Stored data entries:
+--

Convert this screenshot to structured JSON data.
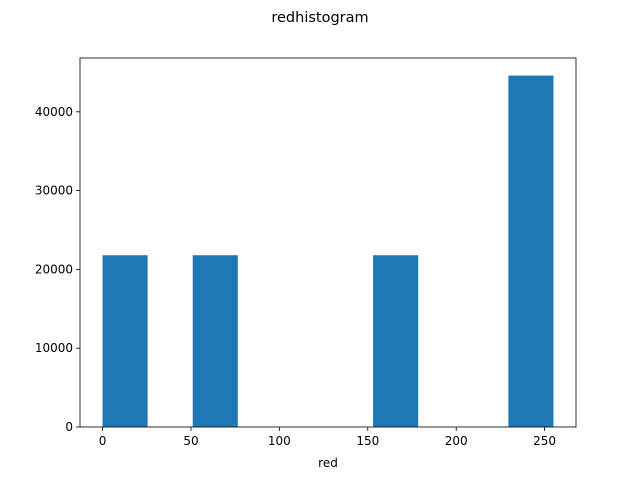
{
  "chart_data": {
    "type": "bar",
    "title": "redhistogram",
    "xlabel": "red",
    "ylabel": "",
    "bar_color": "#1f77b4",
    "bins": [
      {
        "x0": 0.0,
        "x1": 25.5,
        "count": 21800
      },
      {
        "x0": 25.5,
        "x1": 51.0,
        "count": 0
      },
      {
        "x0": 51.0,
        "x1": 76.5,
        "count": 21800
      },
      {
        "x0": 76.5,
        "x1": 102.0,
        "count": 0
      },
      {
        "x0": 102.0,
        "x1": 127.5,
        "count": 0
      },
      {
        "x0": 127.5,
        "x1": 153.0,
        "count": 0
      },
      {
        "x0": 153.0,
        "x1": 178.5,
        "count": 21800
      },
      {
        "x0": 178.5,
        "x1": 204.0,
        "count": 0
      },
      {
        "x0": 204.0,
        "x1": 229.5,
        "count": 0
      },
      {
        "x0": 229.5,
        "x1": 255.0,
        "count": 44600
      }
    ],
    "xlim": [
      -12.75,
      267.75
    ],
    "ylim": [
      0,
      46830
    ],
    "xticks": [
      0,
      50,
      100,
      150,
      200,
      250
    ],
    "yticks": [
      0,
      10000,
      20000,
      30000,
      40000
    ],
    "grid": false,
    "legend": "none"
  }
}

+--

**Directive**
Images should not appear in the copy; retype the listing above exactly.

**The completed task**
Convert this screenshot to structured JSON data.
{
  "chart_data": {
    "type": "bar",
    "title": "redhistogram",
    "xlabel": "red",
    "ylabel": "",
    "bar_color": "#1f77b4",
    "bins": [
      {
        "x0": 0.0,
        "x1": 25.5,
        "count": 21800
      },
      {
        "x0": 25.5,
        "x1": 51.0,
        "count": 0
      },
      {
        "x0": 51.0,
        "x1": 76.5,
        "count": 21800
      },
      {
        "x0": 76.5,
        "x1": 102.0,
        "count": 0
      },
      {
        "x0": 102.0,
        "x1": 127.5,
        "count": 0
      },
      {
        "x0": 127.5,
        "x1": 153.0,
        "count": 0
      },
      {
        "x0": 153.0,
        "x1": 178.5,
        "count": 21800
      },
      {
        "x0": 178.5,
        "x1": 204.0,
        "count": 0
      },
      {
        "x0": 204.0,
        "x1": 229.5,
        "count": 0
      },
      {
        "x0": 229.5,
        "x1": 255.0,
        "count": 44600
      }
    ],
    "xlim": [
      -12.75,
      267.75
    ],
    "ylim": [
      0,
      46830
    ],
    "xticks": [
      0,
      50,
      100,
      150,
      200,
      250
    ],
    "yticks": [
      0,
      10000,
      20000,
      30000,
      40000
    ],
    "grid": false,
    "legend": "none"
  }
}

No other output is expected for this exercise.